## Figure record listings
|---|

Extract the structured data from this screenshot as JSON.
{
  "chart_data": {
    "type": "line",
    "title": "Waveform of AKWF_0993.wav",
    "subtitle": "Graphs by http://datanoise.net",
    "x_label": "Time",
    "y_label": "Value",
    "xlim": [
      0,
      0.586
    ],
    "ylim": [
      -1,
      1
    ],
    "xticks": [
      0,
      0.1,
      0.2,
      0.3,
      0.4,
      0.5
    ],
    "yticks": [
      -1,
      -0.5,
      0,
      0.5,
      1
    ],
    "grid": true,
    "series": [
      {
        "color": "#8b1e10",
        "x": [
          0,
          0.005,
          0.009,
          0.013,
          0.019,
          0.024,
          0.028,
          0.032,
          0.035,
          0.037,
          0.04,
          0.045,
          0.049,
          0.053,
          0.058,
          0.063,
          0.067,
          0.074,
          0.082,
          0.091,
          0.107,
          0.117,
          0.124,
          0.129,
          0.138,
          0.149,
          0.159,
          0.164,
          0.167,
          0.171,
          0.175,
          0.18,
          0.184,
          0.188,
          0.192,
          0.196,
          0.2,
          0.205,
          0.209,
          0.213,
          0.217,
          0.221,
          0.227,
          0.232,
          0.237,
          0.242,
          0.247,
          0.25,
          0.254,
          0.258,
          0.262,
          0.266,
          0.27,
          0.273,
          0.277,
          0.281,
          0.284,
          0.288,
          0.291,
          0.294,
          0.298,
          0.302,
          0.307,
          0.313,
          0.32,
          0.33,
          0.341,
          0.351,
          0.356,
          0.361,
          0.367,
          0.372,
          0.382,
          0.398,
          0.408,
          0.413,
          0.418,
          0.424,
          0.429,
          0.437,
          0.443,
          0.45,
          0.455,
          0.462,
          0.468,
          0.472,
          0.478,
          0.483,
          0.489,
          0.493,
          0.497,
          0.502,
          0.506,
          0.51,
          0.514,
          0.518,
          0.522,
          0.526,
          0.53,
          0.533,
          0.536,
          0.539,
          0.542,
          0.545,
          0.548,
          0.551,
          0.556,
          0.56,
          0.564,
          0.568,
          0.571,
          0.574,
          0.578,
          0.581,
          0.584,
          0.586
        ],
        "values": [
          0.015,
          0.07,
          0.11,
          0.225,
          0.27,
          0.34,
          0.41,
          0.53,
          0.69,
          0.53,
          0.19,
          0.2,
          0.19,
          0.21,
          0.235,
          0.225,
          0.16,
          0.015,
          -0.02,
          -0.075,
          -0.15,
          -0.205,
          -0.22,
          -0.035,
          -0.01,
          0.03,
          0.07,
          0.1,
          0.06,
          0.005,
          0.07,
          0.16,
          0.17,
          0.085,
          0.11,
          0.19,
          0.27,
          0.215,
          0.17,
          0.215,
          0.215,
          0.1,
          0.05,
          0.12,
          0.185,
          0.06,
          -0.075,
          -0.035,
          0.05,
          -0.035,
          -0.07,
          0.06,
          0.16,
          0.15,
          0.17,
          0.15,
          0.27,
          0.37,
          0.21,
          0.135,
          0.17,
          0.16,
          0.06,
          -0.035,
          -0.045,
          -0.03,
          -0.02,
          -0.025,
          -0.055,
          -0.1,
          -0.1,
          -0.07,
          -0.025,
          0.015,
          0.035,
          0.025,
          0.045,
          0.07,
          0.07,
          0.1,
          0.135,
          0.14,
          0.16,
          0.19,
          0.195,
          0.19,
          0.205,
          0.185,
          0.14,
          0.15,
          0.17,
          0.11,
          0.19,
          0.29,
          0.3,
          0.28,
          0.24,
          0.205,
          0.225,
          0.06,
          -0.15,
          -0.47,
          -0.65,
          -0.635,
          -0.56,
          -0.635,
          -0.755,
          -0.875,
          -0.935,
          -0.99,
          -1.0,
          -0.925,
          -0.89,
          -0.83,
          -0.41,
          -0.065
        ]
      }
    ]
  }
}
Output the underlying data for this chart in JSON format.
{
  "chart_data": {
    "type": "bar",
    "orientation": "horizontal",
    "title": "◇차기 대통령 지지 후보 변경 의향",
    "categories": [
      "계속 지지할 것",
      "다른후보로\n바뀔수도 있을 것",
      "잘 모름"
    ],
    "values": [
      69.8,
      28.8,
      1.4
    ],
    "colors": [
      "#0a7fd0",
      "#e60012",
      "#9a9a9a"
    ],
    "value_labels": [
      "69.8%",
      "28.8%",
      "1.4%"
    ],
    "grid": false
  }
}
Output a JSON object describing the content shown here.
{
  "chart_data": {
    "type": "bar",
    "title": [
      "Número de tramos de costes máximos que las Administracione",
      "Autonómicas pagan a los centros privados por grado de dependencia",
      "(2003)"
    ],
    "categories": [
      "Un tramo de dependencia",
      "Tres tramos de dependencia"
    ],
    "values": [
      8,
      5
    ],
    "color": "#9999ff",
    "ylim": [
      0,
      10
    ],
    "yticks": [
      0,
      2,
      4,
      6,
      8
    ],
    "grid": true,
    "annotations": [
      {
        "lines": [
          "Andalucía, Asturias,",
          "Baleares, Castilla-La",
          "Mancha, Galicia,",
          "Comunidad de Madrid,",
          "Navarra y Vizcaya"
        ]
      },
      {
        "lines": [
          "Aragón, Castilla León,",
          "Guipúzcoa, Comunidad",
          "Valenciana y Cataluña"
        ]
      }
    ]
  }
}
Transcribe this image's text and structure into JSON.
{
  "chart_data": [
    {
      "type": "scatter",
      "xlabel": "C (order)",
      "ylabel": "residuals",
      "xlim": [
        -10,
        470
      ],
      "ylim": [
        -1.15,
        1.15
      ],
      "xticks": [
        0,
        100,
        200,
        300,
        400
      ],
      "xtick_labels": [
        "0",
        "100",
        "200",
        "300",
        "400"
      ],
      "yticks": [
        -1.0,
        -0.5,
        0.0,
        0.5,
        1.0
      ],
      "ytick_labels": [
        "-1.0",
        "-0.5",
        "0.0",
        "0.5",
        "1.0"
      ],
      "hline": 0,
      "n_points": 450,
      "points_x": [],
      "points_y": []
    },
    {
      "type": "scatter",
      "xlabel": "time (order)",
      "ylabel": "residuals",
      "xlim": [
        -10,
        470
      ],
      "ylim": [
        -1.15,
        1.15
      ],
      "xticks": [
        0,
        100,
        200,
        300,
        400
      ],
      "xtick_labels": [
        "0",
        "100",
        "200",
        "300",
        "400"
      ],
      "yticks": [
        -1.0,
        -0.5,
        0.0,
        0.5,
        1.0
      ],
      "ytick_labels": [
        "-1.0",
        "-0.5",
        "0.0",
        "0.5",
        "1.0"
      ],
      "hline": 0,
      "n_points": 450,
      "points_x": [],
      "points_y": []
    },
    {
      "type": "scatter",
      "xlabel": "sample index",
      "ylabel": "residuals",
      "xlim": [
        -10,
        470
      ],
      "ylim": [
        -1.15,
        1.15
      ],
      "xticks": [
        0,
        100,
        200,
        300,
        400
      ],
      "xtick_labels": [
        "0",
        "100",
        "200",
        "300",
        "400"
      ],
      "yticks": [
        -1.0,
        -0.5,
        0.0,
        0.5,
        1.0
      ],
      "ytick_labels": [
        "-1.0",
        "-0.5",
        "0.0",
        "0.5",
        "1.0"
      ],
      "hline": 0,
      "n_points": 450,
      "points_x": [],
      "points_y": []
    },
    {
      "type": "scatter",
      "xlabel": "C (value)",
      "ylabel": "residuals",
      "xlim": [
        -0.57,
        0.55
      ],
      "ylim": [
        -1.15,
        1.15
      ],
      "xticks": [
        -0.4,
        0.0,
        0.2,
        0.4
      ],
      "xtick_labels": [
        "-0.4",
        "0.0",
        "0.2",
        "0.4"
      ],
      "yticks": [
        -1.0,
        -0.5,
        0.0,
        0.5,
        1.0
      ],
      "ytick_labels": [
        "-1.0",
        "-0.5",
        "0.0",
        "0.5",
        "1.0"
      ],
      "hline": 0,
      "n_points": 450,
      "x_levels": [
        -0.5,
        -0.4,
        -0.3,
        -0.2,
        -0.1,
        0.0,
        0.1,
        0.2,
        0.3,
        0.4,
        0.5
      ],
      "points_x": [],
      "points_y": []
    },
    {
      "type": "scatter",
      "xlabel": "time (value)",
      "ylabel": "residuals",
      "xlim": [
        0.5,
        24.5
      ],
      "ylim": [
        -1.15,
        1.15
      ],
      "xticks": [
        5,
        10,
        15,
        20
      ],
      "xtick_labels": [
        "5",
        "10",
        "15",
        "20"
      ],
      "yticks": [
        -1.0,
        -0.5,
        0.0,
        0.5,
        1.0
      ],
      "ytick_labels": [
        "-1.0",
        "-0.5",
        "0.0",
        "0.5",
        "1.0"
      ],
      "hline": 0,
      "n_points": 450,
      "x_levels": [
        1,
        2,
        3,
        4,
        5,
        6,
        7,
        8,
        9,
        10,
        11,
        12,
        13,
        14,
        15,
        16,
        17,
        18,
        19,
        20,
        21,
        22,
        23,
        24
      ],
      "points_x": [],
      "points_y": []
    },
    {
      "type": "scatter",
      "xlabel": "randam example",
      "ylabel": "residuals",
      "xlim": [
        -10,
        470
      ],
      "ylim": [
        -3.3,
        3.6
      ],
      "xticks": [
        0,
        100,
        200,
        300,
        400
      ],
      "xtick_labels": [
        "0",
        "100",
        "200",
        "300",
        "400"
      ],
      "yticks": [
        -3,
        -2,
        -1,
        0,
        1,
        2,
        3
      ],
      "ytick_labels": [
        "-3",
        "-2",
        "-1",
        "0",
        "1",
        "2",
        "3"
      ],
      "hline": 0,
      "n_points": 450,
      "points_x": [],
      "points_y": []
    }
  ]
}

|---|

## BRIEF
Each line with the string "Comunidad" in it needs to be found and copied.

## EXERCISE RESPONSE
          "Comunidad de Madrid,",
          "Guipúzcoa, Comunidad",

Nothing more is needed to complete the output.